- [EXERCISE]: Say how many lines in the records include the string "name", adding no other words.

- [RECORDS SHOWN]:
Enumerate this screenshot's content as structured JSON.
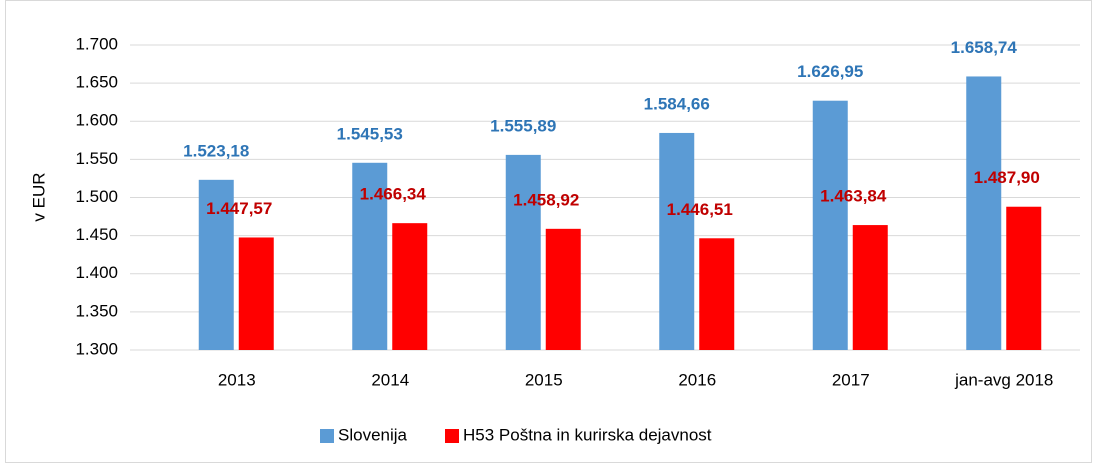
{
  "chart_data": {
    "type": "bar",
    "y_axis_label": "v EUR",
    "categories": [
      "2013",
      "2014",
      "2015",
      "2016",
      "2017",
      "jan-avg 2018"
    ],
    "series": [
      {
        "name": "Slovenija",
        "color": "#5b9bd5",
        "label_color": "#2e75b6",
        "values": [
          1523.18,
          1545.53,
          1555.89,
          1584.66,
          1626.95,
          1658.74
        ],
        "value_labels": [
          "1.523,18",
          "1.545,53",
          "1.555,89",
          "1.584,66",
          "1.626,95",
          "1.658,74"
        ]
      },
      {
        "name": "H53 Poštna in kurirska dejavnost",
        "color": "#ff0000",
        "label_color": "#c00000",
        "values": [
          1447.57,
          1466.34,
          1458.92,
          1446.51,
          1463.84,
          1487.9
        ],
        "value_labels": [
          "1.447,57",
          "1.466,34",
          "1.458,92",
          "1.446,51",
          "1.463,84",
          "1.487,90"
        ]
      }
    ],
    "ylim": [
      1300,
      1700
    ],
    "yticks": [
      {
        "value": 1300,
        "label": "1.300"
      },
      {
        "value": 1350,
        "label": "1.350"
      },
      {
        "value": 1400,
        "label": "1.400"
      },
      {
        "value": 1450,
        "label": "1.450"
      },
      {
        "value": 1500,
        "label": "1.500"
      },
      {
        "value": 1550,
        "label": "1.550"
      },
      {
        "value": 1600,
        "label": "1.600"
      },
      {
        "value": 1650,
        "label": "1.650"
      },
      {
        "value": 1700,
        "label": "1.700"
      }
    ],
    "grid": true,
    "legend": "bottom"
  }
}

- [ANSWER FOR THE TASK]: 2